## WORK TO BE COMPLETED
Convert every row into a JSON list of strings, with one string for each line and no blank lines.

## Item position rows

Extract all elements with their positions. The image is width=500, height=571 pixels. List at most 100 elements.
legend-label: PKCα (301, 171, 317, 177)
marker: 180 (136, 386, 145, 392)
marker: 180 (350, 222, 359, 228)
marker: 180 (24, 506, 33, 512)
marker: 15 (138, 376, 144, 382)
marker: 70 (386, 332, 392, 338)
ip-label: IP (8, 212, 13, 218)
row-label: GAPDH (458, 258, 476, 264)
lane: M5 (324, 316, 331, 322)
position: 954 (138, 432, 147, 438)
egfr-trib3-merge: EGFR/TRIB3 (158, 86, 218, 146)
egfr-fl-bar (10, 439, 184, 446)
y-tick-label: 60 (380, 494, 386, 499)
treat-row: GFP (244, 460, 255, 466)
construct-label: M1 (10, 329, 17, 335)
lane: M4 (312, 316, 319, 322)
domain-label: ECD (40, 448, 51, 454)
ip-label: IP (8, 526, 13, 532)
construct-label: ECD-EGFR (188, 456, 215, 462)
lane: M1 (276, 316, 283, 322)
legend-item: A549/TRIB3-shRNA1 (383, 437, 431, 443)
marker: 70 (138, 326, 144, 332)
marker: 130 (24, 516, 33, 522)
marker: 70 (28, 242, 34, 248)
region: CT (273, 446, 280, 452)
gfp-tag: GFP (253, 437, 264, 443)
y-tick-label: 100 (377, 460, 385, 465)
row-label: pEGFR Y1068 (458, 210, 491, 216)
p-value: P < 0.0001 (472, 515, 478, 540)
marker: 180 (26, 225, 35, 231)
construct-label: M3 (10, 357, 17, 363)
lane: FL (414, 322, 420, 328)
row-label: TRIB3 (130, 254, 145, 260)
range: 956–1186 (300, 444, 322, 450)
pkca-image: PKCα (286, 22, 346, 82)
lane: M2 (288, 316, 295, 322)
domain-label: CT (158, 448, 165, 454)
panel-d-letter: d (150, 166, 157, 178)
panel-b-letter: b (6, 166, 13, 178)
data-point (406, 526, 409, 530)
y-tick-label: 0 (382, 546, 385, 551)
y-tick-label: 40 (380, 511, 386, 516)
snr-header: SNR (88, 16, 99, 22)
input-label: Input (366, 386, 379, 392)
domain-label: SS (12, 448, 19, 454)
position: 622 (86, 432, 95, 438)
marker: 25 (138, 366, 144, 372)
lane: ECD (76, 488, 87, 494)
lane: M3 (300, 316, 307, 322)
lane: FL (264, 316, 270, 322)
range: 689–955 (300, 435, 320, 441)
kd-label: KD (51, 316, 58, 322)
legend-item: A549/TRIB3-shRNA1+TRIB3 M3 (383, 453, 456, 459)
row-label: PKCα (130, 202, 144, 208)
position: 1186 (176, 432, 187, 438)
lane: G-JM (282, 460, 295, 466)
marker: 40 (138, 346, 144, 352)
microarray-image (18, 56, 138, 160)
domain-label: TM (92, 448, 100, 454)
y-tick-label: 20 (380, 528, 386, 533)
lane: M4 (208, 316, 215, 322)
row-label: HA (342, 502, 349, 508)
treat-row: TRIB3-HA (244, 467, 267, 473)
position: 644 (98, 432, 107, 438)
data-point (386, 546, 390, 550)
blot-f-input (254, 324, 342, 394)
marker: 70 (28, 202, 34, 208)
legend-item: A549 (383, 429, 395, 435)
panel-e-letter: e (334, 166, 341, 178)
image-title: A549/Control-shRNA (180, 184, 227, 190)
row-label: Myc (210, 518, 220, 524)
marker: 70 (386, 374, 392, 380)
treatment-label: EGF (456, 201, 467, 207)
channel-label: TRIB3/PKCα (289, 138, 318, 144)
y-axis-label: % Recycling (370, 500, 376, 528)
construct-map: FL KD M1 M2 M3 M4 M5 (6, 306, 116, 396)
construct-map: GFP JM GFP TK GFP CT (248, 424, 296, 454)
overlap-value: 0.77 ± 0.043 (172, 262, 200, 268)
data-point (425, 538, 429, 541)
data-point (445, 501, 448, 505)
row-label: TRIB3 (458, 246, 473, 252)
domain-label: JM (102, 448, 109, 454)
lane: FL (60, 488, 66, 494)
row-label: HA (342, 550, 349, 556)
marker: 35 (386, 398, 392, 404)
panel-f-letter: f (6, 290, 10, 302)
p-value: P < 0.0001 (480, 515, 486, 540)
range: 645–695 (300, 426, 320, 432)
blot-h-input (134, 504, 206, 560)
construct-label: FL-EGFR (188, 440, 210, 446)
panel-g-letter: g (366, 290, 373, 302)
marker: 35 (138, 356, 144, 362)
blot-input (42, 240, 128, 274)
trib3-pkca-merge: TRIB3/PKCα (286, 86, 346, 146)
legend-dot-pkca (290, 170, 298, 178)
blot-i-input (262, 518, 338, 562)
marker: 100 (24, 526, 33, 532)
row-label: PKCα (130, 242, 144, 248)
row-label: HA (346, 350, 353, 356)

## SOLUTION
[
  "Extract all elements with their positions. The image is width=500, height=571 pixels. List at most 100 elements.",
  "legend-label: PKCα (301, 171, 317, 177)",
  "marker: 180 (136, 386, 145, 392)",
  "marker: 180 (350, 222, 359, 228)",
  "marker: 180 (24, 506, 33, 512)",
  "marker: 15 (138, 376, 144, 382)",
  "marker: 70 (386, 332, 392, 338)",
  "ip-label: IP (8, 212, 13, 218)",
  "row-label: GAPDH (458, 258, 476, 264)",
  "lane: M5 (324, 316, 331, 322)",
  "position: 954 (138, 432, 147, 438)",
  "egfr-trib3-merge: EGFR/TRIB3 (158, 86, 218, 146)",
  "egfr-fl-bar (10, 439, 184, 446)",
  "y-tick-label: 60 (380, 494, 386, 499)",
  "treat-row: GFP (244, 460, 255, 466)",
  "construct-label: M1 (10, 329, 17, 335)",
  "lane: M4 (312, 316, 319, 322)",
  "domain-label: ECD (40, 448, 51, 454)",
  "ip-label: IP (8, 526, 13, 532)",
  "construct-label: ECD-EGFR (188, 456, 215, 462)",
  "lane: M1 (276, 316, 283, 322)",
  "legend-item: A549/TRIB3-shRNA1 (383, 437, 431, 443)",
  "marker: 70 (138, 326, 144, 332)",
  "marker: 130 (24, 516, 33, 522)",
  "marker: 70 (28, 242, 34, 248)",
  "region: CT (273, 446, 280, 452)",
  "gfp-tag: GFP (253, 437, 264, 443)",
  "y-tick-label: 100 (377, 460, 385, 465)",
  "row-label: pEGFR Y1068 (458, 210, 491, 216)",
  "p-value: P < 0.0001 (472, 515, 478, 540)",
  "marker: 180 (26, 225, 35, 231)",
  "construct-label: M3 (10, 357, 17, 363)",
  "lane: FL (414, 322, 420, 328)",
  "row-label: TRIB3 (130, 254, 145, 260)",
  "range: 956–1186 (300, 444, 322, 450)",
  "pkca-image: PKCα (286, 22, 346, 82)",
  "lane: M2 (288, 316, 295, 322)",
  "domain-label: CT (158, 448, 165, 454)",
  "panel-d-letter: d (150, 166, 157, 178)",
  "panel-b-letter: b (6, 166, 13, 178)",
  "data-point (406, 526, 409, 530)",
  "y-tick-label: 0 (382, 546, 385, 551)",
  "y-tick-label: 40 (380, 511, 386, 516)",
  "snr-header: SNR (88, 16, 99, 22)",
  "input-label: Input (366, 386, 379, 392)",
  "domain-label: SS (12, 448, 19, 454)",
  "position: 622 (86, 432, 95, 438)",
  "marker: 25 (138, 366, 144, 372)",
  "lane: ECD (76, 488, 87, 494)",
  "lane: M3 (300, 316, 307, 322)",
  "lane: FL (264, 316, 270, 322)",
  "range: 689–955 (300, 435, 320, 441)",
  "kd-label: KD (51, 316, 58, 322)",
  "legend-item: A549/TRIB3-shRNA1+TRIB3 M3 (383, 453, 456, 459)",
  "row-label: PKCα (130, 202, 144, 208)",
  "position: 1186 (176, 432, 187, 438)",
  "lane: G-JM (282, 460, 295, 466)",
  "marker: 40 (138, 346, 144, 352)",
  "microarray-image (18, 56, 138, 160)",
  "domain-label: TM (92, 448, 100, 454)",
  "y-tick-label: 20 (380, 528, 386, 533)",
  "lane: M4 (208, 316, 215, 322)",
  "row-label: HA (342, 502, 349, 508)",
  "treat-row: TRIB3-HA (244, 467, 267, 473)",
  "position: 644 (98, 432, 107, 438)",
  "data-point (386, 546, 390, 550)",
  "blot-f-input (254, 324, 342, 394)",
  "marker: 70 (28, 202, 34, 208)",
  "legend-item: A549 (383, 429, 395, 435)",
  "panel-e-letter: e (334, 166, 341, 178)",
  "image-title: A549/Control-shRNA (180, 184, 227, 190)",
  "row-label: Myc (210, 518, 220, 524)",
  "marker: 70 (386, 374, 392, 380)",
  "treatment-label: EGF (456, 201, 467, 207)",
  "channel-label: TRIB3/PKCα (289, 138, 318, 144)",
  "y-axis-label: % Recycling (370, 500, 376, 528)",
  "construct-map: FL KD M1 M2 M3 M4 M5 (6, 306, 116, 396)",
  "construct-map: GFP JM GFP TK GFP CT (248, 424, 296, 454)",
  "overlap-value: 0.77 ± 0.043 (172, 262, 200, 268)",
  "data-point (425, 538, 429, 541)",
  "data-point (445, 501, 448, 505)",
  "row-label: TRIB3 (458, 246, 473, 252)",
  "domain-label: JM (102, 448, 109, 454)",
  "lane: FL (60, 488, 66, 494)",
  "row-label: HA (342, 550, 349, 556)",
  "marker: 35 (386, 398, 392, 404)",
  "panel-f-letter: f (6, 290, 10, 302)",
  "p-value: P < 0.0001 (480, 515, 486, 540)",
  "range: 645–695 (300, 426, 320, 432)",
  "blot-h-input (134, 504, 206, 560)",
  "construct-label: FL-EGFR (188, 440, 210, 446)",
  "panel-g-letter: g (366, 290, 373, 302)",
  "marker: 35 (138, 356, 144, 362)",
  "blot-input (42, 240, 128, 274)",
  "trib3-pkca-merge: TRIB3/PKCα (286, 86, 346, 146)",
  "legend-dot-pkca (290, 170, 298, 178)",
  "blot-i-input (262, 518, 338, 562)",
  "marker: 100 (24, 526, 33, 532)",
  "row-label: PKCα (130, 242, 144, 248)",
  "row-label: HA (346, 350, 353, 356)"
]